• Information supplied

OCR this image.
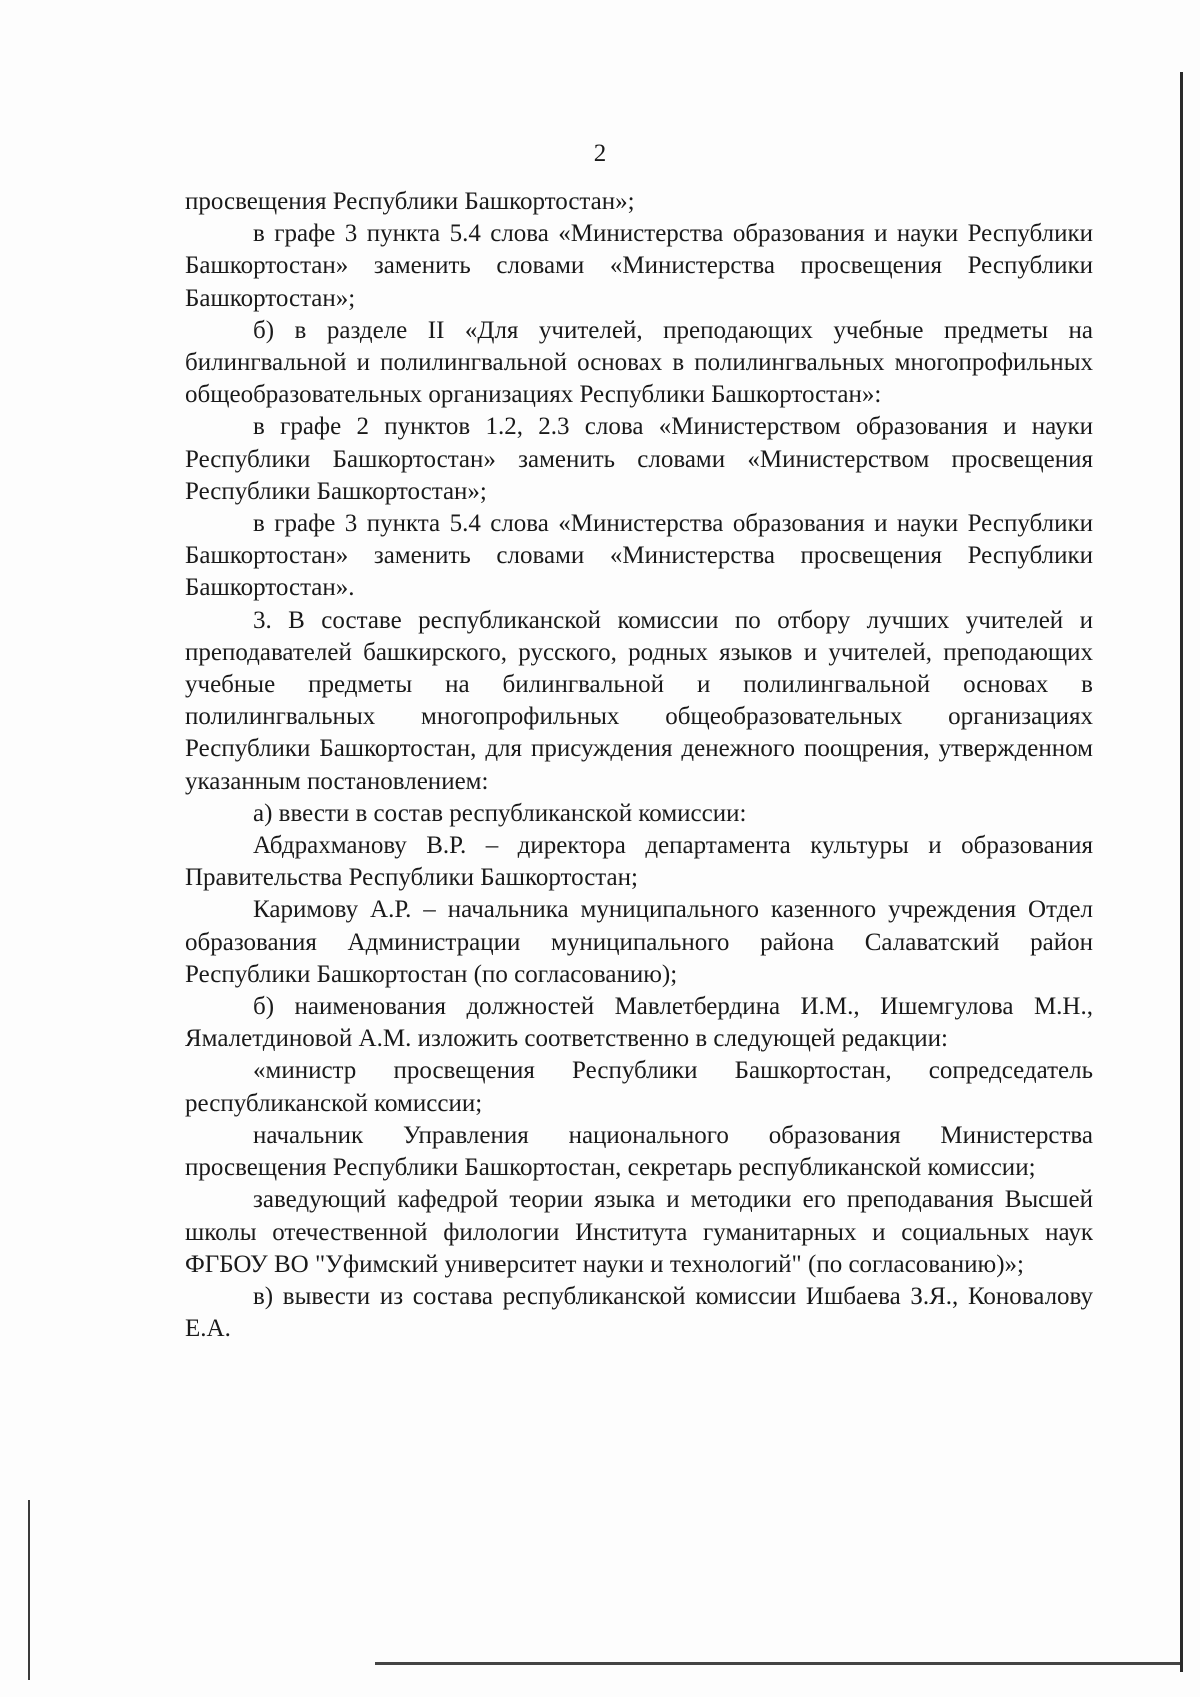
2

просвещения Республики Башкортостан»;

в графе 3 пункта 5.4 слова «Министерства образования и науки Республики Башкортостан» заменить словами «Министерства просвещения Республики Башкортостан»;

б) в разделе II «Для учителей, преподающих учебные предметы на билингвальной и полилингвальной основах в полилингвальных многопрофильных общеобразовательных организациях Республики Башкортостан»:

в графе 2 пунктов 1.2, 2.3 слова «Министерством образования и науки Республики Башкортостан» заменить словами «Министерством просвещения Республики Башкортостан»;

в графе 3 пункта 5.4 слова «Министерства образования и науки Республики Башкортостан» заменить словами «Министерства просвещения Республики Башкортостан».

3. В составе республиканской комиссии по отбору лучших учителей и преподавателей башкирского, русского, родных языков и учителей, преподающих учебные предметы на билингвальной и полилингвальной основах в полилингвальных многопрофильных общеобразовательных организациях Республики Башкортостан, для присуждения денежного поощрения, утвержденном указанным постановлением:

а) ввести в состав республиканской комиссии:

Абдрахманову В.Р. – директора департамента культуры и образования Правительства Республики Башкортостан;

Каримову А.Р. – начальника муниципального казенного учреждения Отдел образования Администрации муниципального района Салаватский район Республики Башкортостан (по согласованию);

б) наименования должностей Мавлетбердина И.М., Ишемгулова М.Н., Ямалетдиновой А.М. изложить соответственно в следующей редакции:

«министр просвещения Республики Башкортостан, сопредседатель республиканской комиссии;

начальник Управления национального образования Министерства просвещения Республики Башкортостан, секретарь республиканской комиссии;

заведующий кафедрой теории языка и методики его преподавания Высшей школы отечественной филологии Института гуманитарных и социальных наук ФГБОУ ВО "Уфимский университет науки и технологий" (по согласованию)»;

в) вывести из состава республиканской комиссии Ишбаева З.Я., Коновалову Е.А.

• Written exercise
Tally the lines in the entries above that hold the word "заменить". Reply with nothing but that count.

• Exercise answer
3